--- DATA PROVIDED ---
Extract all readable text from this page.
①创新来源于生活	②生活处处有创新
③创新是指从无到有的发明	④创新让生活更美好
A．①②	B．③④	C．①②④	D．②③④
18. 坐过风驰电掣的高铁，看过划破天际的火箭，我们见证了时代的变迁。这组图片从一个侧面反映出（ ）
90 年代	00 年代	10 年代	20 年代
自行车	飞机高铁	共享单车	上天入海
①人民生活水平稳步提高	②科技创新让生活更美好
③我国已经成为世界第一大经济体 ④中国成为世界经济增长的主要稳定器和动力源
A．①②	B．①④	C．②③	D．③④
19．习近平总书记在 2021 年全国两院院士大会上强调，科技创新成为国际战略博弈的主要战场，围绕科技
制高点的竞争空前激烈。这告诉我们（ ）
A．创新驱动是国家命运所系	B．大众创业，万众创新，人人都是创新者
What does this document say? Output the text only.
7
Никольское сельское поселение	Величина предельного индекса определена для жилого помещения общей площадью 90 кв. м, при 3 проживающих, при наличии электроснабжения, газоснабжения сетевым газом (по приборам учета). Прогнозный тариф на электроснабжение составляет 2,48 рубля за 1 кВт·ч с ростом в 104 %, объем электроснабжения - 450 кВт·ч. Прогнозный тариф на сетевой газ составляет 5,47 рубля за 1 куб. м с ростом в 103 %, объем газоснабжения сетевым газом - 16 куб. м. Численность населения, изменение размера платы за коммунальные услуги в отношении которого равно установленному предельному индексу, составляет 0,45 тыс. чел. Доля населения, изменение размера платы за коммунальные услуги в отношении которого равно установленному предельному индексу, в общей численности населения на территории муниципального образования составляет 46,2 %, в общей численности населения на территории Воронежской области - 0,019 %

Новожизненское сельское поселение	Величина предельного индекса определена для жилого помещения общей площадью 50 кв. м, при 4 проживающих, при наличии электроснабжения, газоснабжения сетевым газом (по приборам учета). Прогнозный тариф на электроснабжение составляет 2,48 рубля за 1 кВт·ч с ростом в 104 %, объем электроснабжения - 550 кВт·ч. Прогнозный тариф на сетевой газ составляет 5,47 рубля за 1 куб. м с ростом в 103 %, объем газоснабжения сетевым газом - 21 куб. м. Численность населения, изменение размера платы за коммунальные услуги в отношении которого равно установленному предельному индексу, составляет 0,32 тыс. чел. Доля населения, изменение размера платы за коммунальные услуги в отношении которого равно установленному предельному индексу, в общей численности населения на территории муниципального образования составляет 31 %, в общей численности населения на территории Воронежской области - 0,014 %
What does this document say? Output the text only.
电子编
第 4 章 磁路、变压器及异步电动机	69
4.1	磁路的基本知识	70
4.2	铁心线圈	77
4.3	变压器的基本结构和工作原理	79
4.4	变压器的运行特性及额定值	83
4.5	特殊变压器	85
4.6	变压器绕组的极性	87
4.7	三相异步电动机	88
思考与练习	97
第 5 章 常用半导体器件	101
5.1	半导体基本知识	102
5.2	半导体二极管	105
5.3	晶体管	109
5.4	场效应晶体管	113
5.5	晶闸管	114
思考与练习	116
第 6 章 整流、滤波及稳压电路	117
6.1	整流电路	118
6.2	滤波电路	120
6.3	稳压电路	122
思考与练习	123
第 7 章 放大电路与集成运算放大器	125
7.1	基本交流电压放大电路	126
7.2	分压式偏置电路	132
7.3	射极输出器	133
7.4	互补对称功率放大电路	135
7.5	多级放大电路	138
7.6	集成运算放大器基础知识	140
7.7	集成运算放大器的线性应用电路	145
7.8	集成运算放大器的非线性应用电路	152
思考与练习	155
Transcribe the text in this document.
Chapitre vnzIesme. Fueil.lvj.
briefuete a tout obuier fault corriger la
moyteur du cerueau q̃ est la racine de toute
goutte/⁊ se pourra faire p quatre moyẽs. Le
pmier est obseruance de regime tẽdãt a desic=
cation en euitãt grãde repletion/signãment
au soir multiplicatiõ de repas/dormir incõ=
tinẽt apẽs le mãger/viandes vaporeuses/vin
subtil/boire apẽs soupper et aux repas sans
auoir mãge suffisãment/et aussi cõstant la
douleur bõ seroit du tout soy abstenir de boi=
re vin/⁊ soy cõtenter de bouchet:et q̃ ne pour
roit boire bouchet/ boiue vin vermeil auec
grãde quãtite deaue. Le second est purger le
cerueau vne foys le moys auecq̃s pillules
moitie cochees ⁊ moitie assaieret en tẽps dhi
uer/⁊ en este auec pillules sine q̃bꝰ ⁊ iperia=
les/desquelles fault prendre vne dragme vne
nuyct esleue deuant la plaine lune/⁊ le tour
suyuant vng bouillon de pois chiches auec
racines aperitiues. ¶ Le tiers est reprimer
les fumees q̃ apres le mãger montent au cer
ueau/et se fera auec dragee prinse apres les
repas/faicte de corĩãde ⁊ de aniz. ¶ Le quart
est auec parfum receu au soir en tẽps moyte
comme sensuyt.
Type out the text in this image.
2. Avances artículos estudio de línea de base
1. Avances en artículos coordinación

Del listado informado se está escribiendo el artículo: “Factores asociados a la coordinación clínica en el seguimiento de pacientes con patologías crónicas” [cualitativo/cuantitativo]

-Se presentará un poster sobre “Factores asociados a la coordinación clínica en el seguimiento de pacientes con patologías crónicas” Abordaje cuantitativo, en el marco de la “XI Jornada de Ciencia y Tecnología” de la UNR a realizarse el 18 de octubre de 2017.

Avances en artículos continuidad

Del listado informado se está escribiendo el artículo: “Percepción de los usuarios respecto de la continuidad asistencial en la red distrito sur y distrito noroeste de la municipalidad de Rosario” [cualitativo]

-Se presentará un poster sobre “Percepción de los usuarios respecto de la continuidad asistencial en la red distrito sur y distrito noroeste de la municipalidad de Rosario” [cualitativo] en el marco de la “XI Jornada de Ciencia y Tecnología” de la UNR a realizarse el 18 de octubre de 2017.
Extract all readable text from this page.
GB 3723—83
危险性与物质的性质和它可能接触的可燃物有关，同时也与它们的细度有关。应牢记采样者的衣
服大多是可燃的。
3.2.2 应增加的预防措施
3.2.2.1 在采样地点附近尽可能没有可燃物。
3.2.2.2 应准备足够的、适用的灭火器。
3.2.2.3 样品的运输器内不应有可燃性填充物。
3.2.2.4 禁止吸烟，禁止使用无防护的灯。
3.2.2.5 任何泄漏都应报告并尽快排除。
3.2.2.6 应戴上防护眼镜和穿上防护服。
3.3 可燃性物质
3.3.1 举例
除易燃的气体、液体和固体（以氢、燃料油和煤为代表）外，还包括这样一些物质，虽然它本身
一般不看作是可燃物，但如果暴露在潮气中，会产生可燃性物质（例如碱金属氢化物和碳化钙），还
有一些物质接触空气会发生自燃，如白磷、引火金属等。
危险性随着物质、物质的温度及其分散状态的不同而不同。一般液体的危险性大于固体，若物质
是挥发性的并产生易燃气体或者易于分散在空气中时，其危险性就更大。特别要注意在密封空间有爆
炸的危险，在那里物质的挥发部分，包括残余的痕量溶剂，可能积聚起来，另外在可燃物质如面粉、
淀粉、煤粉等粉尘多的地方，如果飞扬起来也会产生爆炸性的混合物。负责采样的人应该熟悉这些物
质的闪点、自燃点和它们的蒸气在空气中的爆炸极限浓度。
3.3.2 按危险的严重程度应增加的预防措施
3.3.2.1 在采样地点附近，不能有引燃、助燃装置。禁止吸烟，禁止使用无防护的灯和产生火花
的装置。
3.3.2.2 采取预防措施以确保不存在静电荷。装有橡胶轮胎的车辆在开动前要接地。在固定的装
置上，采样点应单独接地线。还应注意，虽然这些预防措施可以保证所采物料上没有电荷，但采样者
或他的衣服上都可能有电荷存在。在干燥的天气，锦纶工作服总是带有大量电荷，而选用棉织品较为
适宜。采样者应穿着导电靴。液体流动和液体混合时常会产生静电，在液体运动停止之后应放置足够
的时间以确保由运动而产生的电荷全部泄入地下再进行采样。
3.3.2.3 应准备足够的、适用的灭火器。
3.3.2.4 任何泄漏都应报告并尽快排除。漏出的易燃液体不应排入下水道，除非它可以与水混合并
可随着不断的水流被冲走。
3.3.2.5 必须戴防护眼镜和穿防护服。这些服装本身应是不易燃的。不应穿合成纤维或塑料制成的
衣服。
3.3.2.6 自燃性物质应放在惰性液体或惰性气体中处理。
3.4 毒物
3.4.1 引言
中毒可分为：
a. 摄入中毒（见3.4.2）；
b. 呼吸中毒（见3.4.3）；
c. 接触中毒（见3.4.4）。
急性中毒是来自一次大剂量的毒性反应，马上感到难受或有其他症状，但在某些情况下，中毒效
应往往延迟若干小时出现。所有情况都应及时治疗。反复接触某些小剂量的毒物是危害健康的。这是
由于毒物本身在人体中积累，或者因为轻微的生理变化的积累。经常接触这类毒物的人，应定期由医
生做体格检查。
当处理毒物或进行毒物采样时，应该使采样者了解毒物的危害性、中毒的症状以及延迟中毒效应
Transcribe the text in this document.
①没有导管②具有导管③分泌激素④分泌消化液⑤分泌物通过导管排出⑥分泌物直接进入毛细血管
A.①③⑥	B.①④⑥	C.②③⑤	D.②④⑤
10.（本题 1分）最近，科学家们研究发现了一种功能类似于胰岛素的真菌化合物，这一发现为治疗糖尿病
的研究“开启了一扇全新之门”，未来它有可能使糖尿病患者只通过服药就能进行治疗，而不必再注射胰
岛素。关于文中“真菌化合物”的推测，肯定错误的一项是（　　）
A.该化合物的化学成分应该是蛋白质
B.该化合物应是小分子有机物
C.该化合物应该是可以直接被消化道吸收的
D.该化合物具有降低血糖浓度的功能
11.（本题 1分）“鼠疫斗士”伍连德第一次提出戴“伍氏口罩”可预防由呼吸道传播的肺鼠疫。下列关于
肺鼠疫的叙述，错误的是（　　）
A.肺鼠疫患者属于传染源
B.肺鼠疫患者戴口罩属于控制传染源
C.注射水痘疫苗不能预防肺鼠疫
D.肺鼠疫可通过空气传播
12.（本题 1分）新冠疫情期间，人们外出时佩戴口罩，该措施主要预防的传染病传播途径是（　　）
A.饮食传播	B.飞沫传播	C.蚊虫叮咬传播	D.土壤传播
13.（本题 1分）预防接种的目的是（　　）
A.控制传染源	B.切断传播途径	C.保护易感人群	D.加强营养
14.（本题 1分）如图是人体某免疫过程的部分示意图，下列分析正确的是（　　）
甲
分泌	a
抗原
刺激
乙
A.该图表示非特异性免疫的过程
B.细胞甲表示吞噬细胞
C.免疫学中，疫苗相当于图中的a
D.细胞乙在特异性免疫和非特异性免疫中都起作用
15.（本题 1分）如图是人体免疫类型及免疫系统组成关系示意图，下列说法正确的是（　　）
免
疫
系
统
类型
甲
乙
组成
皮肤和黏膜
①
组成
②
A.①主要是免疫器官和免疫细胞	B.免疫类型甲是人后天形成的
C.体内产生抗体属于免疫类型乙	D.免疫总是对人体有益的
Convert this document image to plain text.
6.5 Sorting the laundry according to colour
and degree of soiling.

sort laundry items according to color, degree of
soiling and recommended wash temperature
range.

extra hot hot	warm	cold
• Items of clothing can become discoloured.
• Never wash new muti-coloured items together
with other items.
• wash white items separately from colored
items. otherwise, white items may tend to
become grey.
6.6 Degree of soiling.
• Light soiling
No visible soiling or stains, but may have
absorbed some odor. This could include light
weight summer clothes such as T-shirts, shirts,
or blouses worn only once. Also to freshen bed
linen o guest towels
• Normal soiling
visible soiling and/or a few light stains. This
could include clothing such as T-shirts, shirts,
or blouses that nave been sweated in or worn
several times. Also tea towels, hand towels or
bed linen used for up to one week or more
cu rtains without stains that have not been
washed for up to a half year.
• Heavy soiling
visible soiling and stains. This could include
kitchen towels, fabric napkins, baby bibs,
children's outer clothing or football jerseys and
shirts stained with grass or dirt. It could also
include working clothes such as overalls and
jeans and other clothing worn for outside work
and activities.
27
---
▶ _EXERCISE BRIEF_
Copy each line from the data above that includes "cuantitativo".

▶ _CORRECT OUTPUT_
Del listado informado se está escribiendo el artículo: “Factores asociados a la coordinación clínica en el seguimiento de pacientes con patologías crónicas” [cualitativo/cuantitativo]
-Se presentará un poster sobre “Factores asociados a la coordinación clínica en el seguimiento de pacientes con patologías crónicas” Abordaje cuantitativo, en el marco de la “XI Jornada de Ciencia y Tecnología” de la UNR a realizarse el 18 de octubre de 2017.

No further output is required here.